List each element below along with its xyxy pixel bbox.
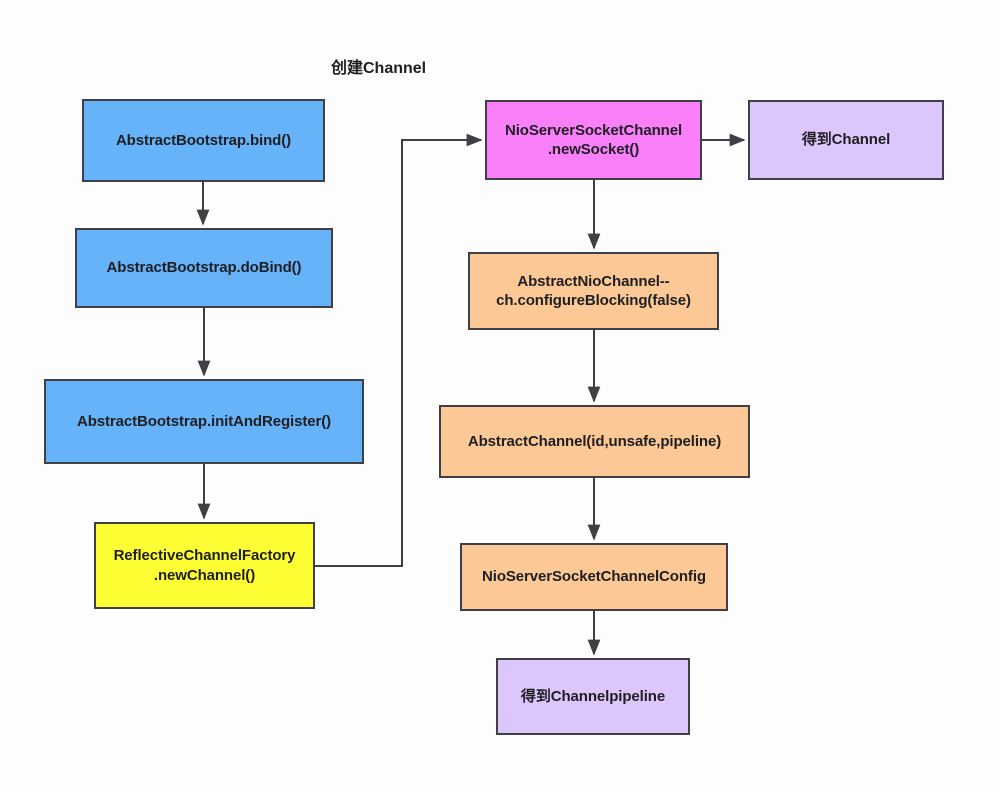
node-abstractchannel-constructor[interactable]: AbstractChannel(id,unsafe,pipeline) bbox=[439, 405, 750, 478]
node-nioserversocketchannel-newsocket[interactable]: NioServerSocketChannel .newSocket() bbox=[485, 100, 702, 180]
node-abstractbootstrap-bind[interactable]: AbstractBootstrap.bind() bbox=[82, 99, 325, 182]
node-label: 得到Channel bbox=[801, 131, 891, 149]
node-reflectivechannelfactory-newchannel[interactable]: ReflectiveChannelFactory .newChannel() bbox=[94, 522, 315, 609]
diagram-title: 创建Channel bbox=[331, 60, 427, 77]
node-label: AbstractChannel(id,unsafe,pipeline) bbox=[467, 432, 722, 450]
node-got-channel[interactable]: 得到Channel bbox=[748, 100, 944, 180]
node-abstractbootstrap-initandregister[interactable]: AbstractBootstrap.initAndRegister() bbox=[44, 379, 364, 464]
node-label: AbstractBootstrap.bind() bbox=[115, 131, 292, 149]
node-abstractbootstrap-dobind[interactable]: AbstractBootstrap.doBind() bbox=[75, 228, 333, 308]
node-label: AbstractBootstrap.initAndRegister() bbox=[76, 412, 331, 430]
node-abstractniochannel-configureblocking[interactable]: AbstractNioChannel-- ch.configureBlockin… bbox=[468, 252, 719, 330]
node-label: 得到Channelpipeline bbox=[520, 687, 666, 705]
node-label: NioServerSocketChannel .newSocket() bbox=[504, 121, 683, 158]
node-label: AbstractNioChannel-- ch.configureBlockin… bbox=[496, 272, 691, 309]
node-got-channelpipeline[interactable]: 得到Channelpipeline bbox=[496, 658, 690, 735]
node-label: AbstractBootstrap.doBind() bbox=[106, 259, 302, 277]
node-label: ReflectiveChannelFactory .newChannel() bbox=[113, 547, 296, 584]
edge-newchannel-to-newsocket bbox=[315, 133, 483, 567]
node-label: NioServerSocketChannelConfig bbox=[482, 568, 706, 586]
node-nioserversocketchannelconfig[interactable]: NioServerSocketChannelConfig bbox=[460, 543, 728, 611]
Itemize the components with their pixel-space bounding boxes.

◇ ◇ ◇ ◇ ◇

## Requirements:
Please write out these items, with every line kept identical to how it appears and the pictures left out.

## Result below:
List each element below along with its xyxy pixel bbox.
node-abstractchannel-constructor[interactable]: AbstractChannel(id,unsafe,pipeline) bbox=[439, 405, 750, 478]
node-nioserversocketchannel-newsocket[interactable]: NioServerSocketChannel .newSocket() bbox=[485, 100, 702, 180]
node-abstractbootstrap-bind[interactable]: AbstractBootstrap.bind() bbox=[82, 99, 325, 182]
node-label: 得到Channel bbox=[801, 131, 891, 149]
node-reflectivechannelfactory-newchannel[interactable]: ReflectiveChannelFactory .newChannel() bbox=[94, 522, 315, 609]
diagram-title: 创建Channel bbox=[331, 60, 427, 77]
node-label: AbstractChannel(id,unsafe,pipeline) bbox=[467, 432, 722, 450]
node-got-channel[interactable]: 得到Channel bbox=[748, 100, 944, 180]
node-abstractbootstrap-initandregister[interactable]: AbstractBootstrap.initAndRegister() bbox=[44, 379, 364, 464]
node-label: AbstractBootstrap.bind() bbox=[115, 131, 292, 149]
node-abstractbootstrap-dobind[interactable]: AbstractBootstrap.doBind() bbox=[75, 228, 333, 308]
node-label: AbstractBootstrap.initAndRegister() bbox=[76, 412, 331, 430]
node-abstractniochannel-configureblocking[interactable]: AbstractNioChannel-- ch.configureBlockin… bbox=[468, 252, 719, 330]
node-label: 得到Channelpipeline bbox=[520, 687, 666, 705]
node-label: NioServerSocketChannel .newSocket() bbox=[504, 121, 683, 158]
node-label: AbstractNioChannel-- ch.configureBlockin… bbox=[496, 272, 691, 309]
node-got-channelpipeline[interactable]: 得到Channelpipeline bbox=[496, 658, 690, 735]
node-label: AbstractBootstrap.doBind() bbox=[106, 259, 302, 277]
node-label: ReflectiveChannelFactory .newChannel() bbox=[113, 547, 296, 584]
edge-newchannel-to-newsocket bbox=[315, 133, 483, 567]
node-label: NioServerSocketChannelConfig bbox=[482, 568, 706, 586]
node-nioserversocketchannelconfig[interactable]: NioServerSocketChannelConfig bbox=[460, 543, 728, 611]
Itemize the components with their pixel-space bounding boxes.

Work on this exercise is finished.